▸ **Layout annotation data**

□ □ □

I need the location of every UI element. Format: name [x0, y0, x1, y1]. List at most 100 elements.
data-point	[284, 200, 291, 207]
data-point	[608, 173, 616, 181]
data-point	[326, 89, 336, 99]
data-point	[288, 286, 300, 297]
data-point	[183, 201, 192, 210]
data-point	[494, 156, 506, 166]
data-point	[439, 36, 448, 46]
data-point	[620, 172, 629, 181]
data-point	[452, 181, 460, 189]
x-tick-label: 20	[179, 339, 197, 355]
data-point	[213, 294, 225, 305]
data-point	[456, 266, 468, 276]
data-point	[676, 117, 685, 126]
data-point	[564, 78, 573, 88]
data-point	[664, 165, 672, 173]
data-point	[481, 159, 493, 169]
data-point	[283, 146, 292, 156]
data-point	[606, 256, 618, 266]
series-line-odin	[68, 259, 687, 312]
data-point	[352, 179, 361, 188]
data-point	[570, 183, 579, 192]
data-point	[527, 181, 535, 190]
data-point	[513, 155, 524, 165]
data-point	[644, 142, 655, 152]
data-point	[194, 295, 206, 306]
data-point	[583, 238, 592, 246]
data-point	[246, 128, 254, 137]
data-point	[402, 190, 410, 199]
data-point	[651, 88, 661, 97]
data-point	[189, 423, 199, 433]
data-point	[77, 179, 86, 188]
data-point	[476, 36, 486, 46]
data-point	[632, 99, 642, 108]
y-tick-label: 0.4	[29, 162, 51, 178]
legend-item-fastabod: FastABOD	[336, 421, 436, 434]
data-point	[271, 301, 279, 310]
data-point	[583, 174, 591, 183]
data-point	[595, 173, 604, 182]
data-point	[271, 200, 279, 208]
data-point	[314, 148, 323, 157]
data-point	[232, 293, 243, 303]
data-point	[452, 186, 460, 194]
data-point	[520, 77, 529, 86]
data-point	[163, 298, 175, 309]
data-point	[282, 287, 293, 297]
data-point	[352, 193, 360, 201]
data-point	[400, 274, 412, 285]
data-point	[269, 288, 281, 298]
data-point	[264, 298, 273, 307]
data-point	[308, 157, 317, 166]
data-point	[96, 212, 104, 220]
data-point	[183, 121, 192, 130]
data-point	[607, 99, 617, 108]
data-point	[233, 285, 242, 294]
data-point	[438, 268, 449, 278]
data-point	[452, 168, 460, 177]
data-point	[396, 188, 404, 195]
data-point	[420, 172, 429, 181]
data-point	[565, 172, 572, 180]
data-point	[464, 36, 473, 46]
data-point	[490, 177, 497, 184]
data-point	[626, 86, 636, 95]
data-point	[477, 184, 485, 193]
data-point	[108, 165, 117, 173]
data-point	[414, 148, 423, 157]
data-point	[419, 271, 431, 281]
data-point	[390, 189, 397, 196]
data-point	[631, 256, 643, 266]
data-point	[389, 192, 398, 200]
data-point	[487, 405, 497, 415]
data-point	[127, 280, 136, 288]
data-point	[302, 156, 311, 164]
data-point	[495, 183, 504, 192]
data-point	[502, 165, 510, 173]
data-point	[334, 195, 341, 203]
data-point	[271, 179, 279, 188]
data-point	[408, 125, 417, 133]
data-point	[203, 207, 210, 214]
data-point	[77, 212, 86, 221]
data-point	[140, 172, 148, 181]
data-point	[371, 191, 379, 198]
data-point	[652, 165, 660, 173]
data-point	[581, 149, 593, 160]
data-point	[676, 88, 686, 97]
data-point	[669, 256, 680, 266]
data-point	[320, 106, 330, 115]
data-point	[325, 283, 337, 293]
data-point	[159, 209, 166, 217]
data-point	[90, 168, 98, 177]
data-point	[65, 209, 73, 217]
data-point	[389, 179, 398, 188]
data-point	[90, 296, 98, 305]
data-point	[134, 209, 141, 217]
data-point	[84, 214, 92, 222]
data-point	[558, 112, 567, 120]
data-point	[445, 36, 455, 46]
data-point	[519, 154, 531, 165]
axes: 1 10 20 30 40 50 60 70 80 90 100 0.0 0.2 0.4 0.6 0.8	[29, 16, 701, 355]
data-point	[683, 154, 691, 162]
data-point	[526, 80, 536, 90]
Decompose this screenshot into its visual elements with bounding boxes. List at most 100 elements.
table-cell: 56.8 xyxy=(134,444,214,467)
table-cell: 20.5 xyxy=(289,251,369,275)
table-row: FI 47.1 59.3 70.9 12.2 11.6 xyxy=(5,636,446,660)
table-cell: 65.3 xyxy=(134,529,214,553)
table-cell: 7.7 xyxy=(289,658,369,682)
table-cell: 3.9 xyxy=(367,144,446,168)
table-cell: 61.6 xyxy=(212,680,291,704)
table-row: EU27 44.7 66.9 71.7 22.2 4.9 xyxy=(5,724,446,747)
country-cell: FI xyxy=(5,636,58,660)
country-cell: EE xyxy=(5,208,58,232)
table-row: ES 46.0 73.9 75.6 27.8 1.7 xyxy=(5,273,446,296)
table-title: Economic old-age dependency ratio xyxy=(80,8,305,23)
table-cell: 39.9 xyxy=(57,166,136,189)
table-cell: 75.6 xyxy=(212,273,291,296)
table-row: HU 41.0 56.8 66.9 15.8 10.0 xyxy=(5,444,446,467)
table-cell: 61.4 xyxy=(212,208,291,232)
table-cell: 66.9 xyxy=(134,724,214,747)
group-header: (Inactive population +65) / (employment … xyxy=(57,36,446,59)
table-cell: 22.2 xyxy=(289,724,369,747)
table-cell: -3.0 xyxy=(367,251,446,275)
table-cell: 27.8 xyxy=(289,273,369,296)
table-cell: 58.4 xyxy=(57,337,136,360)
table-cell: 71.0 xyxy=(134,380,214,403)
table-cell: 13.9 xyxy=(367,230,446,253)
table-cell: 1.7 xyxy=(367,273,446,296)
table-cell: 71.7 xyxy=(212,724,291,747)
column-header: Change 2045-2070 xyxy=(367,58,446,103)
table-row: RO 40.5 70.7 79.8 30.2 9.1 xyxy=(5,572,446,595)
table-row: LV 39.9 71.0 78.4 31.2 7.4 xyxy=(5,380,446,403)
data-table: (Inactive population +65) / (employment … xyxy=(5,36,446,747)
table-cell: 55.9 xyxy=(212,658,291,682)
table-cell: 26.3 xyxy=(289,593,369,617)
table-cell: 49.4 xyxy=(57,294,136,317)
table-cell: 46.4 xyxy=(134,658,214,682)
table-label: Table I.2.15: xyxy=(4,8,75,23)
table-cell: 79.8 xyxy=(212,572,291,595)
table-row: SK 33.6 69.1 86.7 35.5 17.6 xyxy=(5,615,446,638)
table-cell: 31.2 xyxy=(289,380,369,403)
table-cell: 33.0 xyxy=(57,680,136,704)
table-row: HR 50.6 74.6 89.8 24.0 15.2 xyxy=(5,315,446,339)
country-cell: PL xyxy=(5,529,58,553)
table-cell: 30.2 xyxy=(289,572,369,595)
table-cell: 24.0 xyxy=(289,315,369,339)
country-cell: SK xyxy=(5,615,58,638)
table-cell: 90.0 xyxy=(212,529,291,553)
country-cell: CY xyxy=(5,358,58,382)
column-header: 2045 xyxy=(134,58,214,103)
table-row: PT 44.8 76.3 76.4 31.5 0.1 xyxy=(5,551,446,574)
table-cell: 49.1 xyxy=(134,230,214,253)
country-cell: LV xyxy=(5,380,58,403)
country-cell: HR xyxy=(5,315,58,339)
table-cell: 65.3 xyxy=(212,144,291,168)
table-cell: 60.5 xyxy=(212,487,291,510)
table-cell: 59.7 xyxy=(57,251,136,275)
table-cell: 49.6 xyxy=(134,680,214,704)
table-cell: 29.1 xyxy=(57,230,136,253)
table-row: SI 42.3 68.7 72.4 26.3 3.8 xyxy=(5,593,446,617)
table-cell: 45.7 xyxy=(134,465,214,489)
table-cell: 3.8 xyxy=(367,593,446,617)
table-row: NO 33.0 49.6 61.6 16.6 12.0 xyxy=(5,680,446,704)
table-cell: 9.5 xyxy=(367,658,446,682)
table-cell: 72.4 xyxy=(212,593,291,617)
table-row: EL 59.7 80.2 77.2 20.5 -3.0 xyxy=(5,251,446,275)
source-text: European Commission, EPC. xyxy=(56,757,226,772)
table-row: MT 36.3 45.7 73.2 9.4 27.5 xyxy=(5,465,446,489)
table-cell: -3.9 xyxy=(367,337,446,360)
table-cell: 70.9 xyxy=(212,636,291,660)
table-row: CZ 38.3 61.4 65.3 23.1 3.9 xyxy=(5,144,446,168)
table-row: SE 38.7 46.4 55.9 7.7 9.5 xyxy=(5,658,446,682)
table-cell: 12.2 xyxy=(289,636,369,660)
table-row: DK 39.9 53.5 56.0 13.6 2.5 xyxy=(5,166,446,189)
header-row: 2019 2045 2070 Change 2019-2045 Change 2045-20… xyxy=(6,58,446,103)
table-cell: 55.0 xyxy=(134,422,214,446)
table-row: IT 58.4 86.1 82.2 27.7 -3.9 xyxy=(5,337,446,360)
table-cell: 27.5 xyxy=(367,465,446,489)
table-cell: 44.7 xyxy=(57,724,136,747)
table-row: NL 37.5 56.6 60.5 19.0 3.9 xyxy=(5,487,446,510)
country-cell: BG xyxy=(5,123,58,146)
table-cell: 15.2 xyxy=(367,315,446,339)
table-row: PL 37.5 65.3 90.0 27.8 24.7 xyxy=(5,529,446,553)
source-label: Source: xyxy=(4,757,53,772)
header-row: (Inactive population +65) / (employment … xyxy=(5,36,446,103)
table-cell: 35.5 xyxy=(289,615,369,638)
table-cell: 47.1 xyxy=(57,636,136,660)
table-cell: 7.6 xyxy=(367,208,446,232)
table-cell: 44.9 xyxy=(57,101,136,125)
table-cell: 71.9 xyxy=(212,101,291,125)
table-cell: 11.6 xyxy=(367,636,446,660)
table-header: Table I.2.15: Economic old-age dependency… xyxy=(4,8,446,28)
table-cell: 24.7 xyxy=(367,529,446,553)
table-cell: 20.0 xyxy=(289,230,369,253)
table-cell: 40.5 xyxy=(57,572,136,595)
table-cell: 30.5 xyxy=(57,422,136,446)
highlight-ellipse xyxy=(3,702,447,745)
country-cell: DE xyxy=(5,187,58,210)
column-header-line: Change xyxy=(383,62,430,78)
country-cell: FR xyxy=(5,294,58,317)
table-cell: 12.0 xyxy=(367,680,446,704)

□ □ □

▸ **Required work**
Copy out the stretch of the data from its first line through the line containing "181, 460, 189]", both included. Reproduce those lines character for character.

▸ **Correct response**
I need the location of every UI element. Format: name [x0, y0, x1, y1]. List at most 100 elements.
data-point	[284, 200, 291, 207]
data-point	[608, 173, 616, 181]
data-point	[326, 89, 336, 99]
data-point	[288, 286, 300, 297]
data-point	[183, 201, 192, 210]
data-point	[494, 156, 506, 166]
data-point	[439, 36, 448, 46]
data-point	[620, 172, 629, 181]
data-point	[452, 181, 460, 189]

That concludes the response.